_Work required_
Work through the data line by line, gathering every line that has the word "debt".

━━━━━━━━━━━━━━━━

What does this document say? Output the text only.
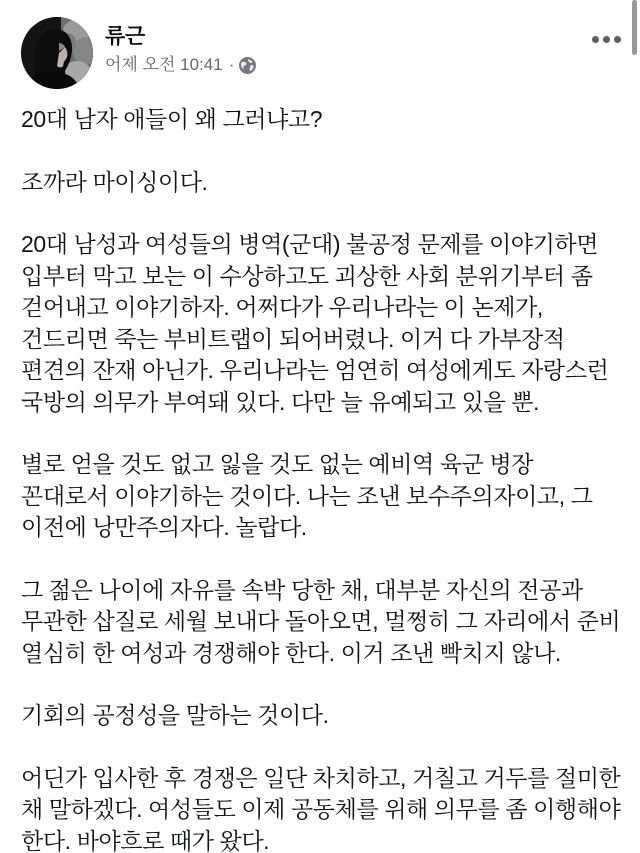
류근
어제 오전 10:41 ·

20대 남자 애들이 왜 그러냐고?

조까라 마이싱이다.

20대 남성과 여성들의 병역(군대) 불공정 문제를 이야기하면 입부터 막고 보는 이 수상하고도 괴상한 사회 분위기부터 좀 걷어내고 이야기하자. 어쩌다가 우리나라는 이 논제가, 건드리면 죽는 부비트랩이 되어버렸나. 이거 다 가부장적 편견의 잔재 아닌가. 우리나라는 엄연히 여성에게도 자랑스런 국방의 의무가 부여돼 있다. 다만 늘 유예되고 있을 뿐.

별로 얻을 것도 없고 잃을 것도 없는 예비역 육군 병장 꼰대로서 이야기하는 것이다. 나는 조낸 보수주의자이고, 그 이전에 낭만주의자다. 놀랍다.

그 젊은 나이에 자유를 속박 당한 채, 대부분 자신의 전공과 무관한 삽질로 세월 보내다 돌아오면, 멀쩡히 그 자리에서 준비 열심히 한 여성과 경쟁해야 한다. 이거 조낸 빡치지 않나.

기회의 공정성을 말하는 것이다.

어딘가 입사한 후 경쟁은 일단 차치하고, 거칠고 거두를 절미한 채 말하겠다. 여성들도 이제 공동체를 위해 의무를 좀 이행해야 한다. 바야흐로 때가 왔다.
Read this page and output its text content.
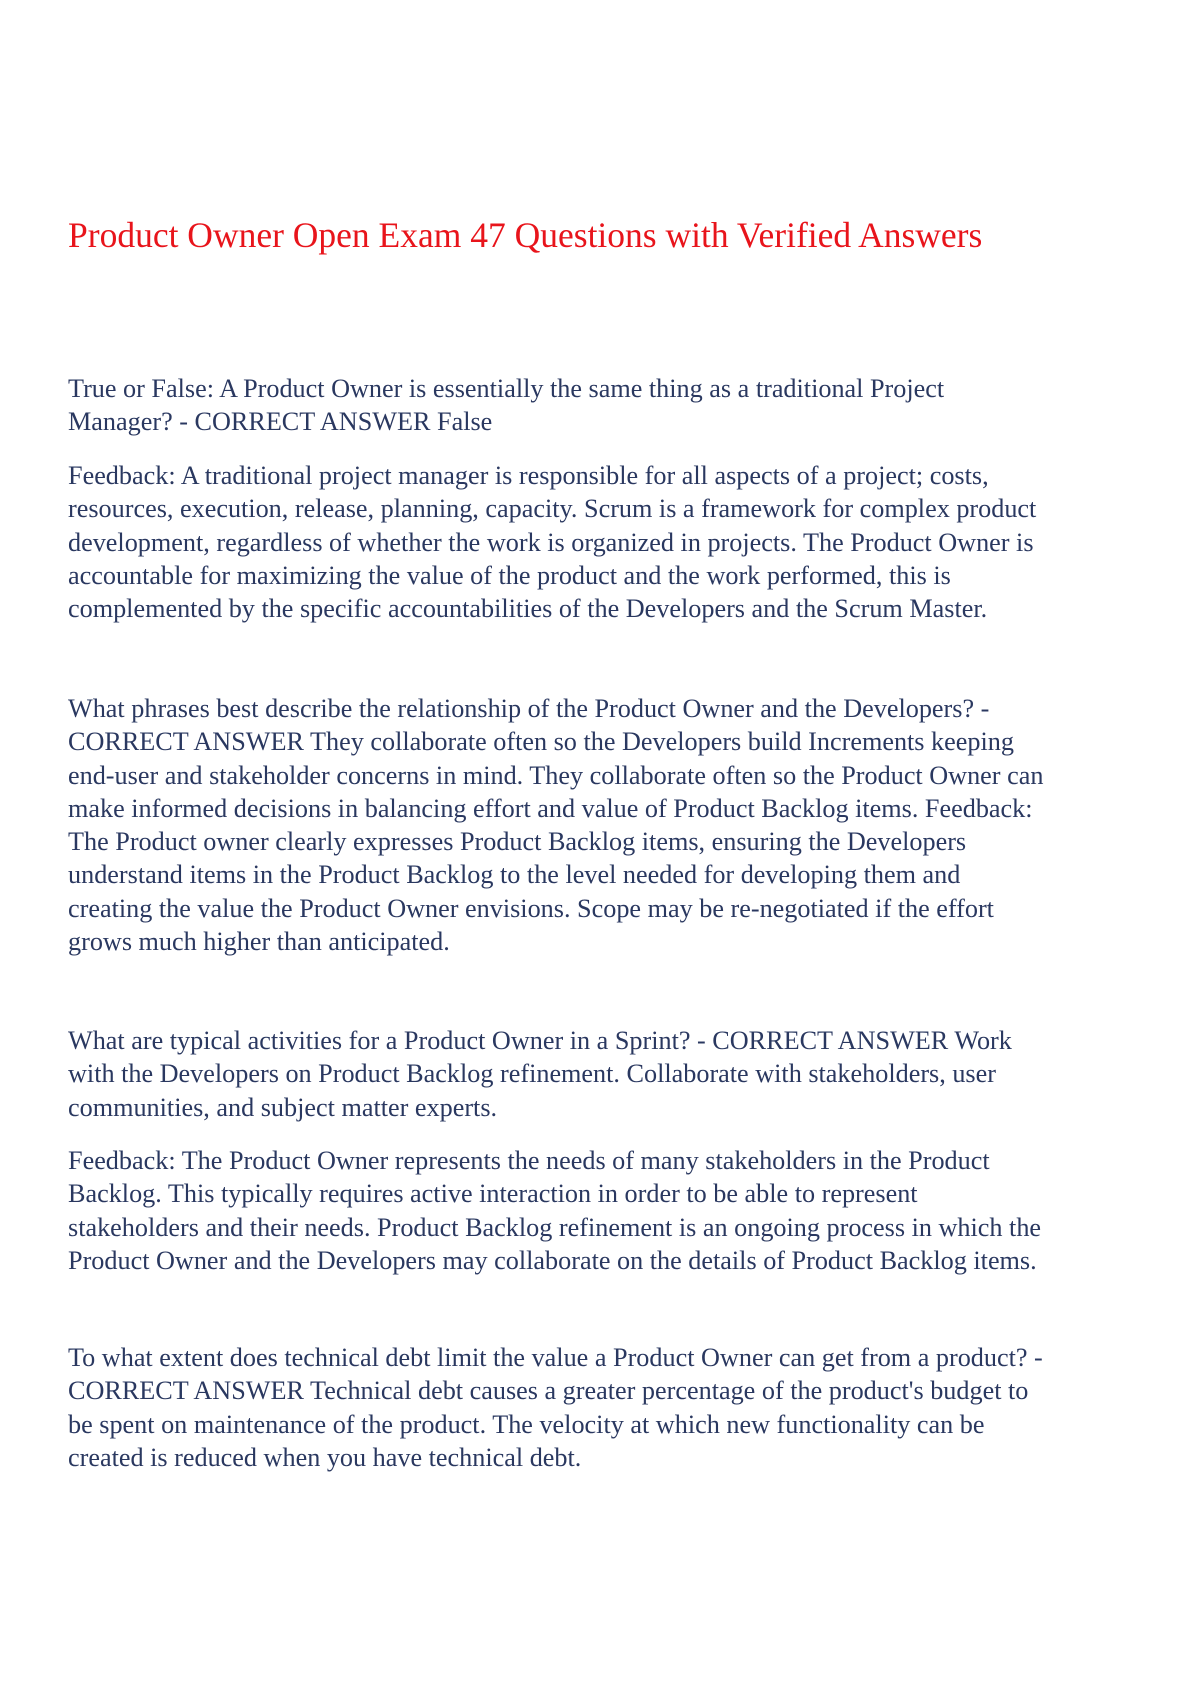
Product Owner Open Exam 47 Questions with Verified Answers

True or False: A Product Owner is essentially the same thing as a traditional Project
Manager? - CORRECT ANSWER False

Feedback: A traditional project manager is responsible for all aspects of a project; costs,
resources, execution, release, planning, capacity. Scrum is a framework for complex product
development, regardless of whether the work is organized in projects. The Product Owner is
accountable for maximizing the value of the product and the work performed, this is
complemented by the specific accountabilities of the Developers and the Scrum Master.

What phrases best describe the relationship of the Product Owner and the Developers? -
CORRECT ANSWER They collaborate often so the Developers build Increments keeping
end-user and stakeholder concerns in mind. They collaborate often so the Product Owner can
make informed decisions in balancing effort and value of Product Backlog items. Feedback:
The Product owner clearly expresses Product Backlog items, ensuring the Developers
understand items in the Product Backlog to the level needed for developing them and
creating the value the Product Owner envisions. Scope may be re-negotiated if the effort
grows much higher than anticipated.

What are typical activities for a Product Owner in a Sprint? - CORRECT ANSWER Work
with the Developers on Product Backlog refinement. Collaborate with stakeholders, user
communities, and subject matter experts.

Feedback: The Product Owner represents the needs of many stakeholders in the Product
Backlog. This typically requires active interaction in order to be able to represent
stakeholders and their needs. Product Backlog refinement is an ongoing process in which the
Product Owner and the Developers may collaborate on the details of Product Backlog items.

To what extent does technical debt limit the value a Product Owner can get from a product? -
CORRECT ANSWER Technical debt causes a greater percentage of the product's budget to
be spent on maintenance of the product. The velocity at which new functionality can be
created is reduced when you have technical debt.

━━━━━━━━━━━━━━━━

_Reply to the exercise_
To what extent does technical debt limit the value a Product Owner can get from a product? -
CORRECT ANSWER Technical debt causes a greater percentage of the product's budget to
created is reduced when you have technical debt.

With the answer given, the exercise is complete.